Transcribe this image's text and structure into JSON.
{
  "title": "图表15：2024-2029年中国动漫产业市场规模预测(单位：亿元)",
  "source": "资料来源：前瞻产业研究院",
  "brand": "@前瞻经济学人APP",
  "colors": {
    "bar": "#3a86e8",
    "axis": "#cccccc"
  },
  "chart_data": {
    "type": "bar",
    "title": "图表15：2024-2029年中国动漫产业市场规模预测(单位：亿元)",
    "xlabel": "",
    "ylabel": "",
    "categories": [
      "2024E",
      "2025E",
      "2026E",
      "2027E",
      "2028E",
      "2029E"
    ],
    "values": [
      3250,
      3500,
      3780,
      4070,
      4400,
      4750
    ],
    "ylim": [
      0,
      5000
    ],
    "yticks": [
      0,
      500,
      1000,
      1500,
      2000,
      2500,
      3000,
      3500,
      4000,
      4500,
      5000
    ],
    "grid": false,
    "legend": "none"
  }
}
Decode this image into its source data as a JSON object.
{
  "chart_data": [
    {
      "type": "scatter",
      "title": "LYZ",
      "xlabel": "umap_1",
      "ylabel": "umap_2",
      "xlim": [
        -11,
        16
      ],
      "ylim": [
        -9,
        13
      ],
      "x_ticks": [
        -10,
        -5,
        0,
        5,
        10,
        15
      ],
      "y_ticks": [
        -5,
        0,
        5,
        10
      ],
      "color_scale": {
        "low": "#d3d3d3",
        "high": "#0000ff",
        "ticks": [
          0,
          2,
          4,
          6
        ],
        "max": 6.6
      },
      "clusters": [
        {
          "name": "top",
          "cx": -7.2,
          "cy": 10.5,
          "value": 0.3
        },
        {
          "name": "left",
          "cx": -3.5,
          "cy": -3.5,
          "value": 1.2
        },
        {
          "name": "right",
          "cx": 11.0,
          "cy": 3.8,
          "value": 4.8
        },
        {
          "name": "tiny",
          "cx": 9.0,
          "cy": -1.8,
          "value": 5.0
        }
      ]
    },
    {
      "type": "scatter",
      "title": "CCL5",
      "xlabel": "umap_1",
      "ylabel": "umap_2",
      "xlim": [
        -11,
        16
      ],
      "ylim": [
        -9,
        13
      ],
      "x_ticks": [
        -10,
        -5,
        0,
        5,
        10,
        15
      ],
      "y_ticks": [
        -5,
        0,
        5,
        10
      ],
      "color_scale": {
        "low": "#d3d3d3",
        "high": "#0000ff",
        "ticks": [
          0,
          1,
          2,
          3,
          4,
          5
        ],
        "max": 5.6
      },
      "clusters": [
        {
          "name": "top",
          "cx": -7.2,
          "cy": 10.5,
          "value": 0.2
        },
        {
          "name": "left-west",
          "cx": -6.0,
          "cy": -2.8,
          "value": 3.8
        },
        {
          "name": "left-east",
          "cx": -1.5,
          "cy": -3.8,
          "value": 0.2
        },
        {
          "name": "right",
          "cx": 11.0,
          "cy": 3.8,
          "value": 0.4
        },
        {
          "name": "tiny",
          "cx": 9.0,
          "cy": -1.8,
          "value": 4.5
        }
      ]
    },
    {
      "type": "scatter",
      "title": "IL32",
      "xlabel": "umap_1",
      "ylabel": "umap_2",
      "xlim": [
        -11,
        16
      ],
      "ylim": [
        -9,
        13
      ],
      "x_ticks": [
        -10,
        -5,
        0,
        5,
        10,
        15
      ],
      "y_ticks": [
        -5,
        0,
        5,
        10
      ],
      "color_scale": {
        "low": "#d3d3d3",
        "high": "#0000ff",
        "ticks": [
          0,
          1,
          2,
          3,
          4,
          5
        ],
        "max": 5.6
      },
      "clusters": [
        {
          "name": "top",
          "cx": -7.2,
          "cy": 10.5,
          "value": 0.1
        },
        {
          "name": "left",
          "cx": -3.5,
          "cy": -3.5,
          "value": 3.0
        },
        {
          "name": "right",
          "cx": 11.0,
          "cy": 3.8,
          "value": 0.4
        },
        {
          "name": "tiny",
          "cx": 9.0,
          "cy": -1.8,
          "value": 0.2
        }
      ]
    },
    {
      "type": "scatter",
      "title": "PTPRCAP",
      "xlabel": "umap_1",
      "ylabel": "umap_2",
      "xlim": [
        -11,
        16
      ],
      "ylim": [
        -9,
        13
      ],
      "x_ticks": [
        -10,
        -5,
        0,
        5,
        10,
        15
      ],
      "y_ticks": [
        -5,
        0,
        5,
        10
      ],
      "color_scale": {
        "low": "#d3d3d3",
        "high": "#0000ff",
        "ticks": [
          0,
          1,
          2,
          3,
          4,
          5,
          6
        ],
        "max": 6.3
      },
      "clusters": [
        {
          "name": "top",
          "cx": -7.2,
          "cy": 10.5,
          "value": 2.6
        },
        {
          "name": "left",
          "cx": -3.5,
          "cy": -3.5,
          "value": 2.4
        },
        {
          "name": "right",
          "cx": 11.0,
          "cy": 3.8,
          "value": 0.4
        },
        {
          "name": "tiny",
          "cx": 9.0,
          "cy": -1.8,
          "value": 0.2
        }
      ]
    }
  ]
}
--
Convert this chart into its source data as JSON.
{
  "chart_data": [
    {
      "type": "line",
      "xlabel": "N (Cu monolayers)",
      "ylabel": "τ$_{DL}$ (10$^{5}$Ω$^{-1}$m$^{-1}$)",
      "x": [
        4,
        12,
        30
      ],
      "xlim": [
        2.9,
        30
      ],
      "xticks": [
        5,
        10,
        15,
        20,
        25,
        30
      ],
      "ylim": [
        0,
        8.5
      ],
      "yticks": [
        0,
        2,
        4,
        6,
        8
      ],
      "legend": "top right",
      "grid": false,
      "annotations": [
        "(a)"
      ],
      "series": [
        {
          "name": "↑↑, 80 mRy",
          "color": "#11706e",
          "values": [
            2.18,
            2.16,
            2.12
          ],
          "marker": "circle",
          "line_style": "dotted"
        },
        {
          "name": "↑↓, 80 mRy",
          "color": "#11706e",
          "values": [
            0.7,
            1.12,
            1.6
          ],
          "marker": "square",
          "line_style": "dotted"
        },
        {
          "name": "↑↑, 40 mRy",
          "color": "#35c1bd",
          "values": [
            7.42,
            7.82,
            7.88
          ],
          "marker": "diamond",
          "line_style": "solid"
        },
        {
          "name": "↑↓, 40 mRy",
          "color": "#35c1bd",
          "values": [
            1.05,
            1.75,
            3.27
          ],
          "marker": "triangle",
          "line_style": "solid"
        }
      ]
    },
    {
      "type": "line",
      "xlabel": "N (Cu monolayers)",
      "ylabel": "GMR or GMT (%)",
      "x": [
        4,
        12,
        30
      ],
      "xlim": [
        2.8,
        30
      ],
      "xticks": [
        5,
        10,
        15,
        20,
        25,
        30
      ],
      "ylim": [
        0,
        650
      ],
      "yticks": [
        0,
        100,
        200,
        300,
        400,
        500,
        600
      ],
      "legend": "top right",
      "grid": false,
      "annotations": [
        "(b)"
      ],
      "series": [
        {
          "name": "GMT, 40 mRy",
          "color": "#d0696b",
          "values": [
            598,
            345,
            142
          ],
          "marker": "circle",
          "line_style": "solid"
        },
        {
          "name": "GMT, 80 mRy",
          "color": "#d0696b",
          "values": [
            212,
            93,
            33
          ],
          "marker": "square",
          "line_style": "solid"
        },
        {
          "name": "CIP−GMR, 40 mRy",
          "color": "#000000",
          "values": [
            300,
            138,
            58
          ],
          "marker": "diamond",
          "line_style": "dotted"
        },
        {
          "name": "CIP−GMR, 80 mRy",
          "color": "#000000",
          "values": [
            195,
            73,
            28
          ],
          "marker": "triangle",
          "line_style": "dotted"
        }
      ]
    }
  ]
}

### Given task
Pull out all lines from the entries above in which the word "JSON" appears.

### Final result
Transcribe this image's text and structure into JSON.
Decode this image into its source data as a JSON object.
Convert this chart into its source data as JSON.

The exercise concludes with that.